▶ **DATA ENTRIES**:
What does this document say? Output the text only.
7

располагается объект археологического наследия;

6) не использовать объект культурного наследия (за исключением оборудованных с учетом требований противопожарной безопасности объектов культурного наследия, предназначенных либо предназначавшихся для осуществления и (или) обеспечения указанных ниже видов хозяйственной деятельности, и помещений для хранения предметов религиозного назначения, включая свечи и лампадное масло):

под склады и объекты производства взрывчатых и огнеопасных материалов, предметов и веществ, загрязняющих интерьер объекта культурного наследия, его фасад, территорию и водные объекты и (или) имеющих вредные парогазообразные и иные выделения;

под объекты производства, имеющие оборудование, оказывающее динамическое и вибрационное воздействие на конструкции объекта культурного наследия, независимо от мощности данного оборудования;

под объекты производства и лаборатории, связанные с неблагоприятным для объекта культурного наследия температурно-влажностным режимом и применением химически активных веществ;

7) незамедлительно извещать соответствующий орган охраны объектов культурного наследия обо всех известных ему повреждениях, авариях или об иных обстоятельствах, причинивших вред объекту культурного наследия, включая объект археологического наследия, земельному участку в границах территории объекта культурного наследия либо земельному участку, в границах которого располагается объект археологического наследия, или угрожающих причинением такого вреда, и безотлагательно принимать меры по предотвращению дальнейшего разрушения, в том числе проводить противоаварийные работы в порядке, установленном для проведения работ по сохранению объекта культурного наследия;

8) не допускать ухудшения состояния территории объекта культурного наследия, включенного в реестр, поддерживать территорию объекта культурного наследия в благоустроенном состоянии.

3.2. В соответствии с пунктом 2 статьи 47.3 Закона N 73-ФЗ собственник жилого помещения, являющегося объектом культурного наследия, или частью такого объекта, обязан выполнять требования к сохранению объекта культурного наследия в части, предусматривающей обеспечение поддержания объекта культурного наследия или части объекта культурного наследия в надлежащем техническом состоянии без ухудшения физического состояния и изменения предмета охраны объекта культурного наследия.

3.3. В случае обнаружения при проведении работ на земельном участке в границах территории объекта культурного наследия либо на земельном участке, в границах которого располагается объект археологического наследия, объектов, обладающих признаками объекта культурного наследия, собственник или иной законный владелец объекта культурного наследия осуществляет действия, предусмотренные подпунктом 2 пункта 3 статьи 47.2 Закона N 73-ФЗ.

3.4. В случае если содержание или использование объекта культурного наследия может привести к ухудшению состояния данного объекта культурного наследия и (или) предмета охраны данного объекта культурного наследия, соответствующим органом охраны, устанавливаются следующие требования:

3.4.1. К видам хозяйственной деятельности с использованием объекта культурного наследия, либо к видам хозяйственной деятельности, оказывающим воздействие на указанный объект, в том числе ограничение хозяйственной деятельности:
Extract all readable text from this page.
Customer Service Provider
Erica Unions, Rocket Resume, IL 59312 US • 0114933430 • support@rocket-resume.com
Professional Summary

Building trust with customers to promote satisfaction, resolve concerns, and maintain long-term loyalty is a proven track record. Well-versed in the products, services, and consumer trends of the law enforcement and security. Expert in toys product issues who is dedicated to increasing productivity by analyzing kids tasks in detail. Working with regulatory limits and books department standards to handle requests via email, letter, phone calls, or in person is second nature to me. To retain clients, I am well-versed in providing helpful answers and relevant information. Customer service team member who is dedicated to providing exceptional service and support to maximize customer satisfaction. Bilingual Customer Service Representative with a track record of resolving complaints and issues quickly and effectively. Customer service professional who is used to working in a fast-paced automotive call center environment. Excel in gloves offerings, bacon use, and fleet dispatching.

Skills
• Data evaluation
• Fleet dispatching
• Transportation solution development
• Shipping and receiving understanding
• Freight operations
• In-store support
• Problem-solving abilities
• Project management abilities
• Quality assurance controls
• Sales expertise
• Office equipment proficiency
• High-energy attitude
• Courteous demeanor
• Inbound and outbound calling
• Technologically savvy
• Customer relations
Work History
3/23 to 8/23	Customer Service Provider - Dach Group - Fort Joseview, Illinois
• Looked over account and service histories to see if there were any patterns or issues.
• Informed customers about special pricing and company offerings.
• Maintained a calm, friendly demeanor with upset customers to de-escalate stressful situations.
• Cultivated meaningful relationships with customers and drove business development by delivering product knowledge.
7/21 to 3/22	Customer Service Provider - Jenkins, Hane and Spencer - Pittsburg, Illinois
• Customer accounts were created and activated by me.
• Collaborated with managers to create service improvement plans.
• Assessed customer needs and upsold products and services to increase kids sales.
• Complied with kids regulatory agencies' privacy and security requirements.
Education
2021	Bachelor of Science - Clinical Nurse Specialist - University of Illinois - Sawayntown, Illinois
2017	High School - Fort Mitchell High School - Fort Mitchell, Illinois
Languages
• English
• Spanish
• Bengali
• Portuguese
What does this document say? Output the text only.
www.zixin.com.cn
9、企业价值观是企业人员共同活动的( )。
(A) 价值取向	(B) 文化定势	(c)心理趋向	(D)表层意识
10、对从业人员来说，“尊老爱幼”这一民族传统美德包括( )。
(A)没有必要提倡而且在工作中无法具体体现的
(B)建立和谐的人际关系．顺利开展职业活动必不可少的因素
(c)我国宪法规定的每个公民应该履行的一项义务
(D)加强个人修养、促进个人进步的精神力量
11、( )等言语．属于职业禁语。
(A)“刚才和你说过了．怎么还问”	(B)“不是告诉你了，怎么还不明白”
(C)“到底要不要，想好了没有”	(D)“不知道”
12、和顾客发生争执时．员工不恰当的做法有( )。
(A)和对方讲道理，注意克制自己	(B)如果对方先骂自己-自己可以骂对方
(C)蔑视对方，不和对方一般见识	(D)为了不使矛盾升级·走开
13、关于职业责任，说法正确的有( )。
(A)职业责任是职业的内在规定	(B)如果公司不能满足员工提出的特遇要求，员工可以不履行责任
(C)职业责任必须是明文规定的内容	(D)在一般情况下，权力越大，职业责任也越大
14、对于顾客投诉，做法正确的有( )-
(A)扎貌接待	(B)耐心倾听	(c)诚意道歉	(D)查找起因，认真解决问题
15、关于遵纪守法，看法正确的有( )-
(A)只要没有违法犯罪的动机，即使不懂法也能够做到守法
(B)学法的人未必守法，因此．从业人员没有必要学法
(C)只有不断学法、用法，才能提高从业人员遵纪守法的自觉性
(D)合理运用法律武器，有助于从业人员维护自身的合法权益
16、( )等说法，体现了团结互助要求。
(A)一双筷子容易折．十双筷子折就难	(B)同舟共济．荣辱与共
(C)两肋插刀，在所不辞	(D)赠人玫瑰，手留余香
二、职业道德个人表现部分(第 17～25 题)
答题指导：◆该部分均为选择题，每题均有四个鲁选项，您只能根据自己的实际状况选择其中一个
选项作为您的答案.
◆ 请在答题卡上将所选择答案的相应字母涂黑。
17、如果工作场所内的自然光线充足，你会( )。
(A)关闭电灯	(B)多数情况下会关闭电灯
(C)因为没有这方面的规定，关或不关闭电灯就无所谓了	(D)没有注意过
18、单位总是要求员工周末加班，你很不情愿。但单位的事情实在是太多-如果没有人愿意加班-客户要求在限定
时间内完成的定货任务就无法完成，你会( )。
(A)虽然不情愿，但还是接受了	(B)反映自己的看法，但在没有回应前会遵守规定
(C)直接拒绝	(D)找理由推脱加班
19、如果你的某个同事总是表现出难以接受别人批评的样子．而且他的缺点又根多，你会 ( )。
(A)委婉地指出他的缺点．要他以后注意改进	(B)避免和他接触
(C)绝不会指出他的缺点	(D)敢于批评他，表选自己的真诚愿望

▶ **TASK BRIEF**: Copy each line of the preceding data that contains the string "Fort".

▶ **THE REPLY**:
3/23 to 8/23	Customer Service Provider - Dach Group - Fort Joseview, Illinois
2017	High School - Fort Mitchell High School - Fort Mitchell, Illinois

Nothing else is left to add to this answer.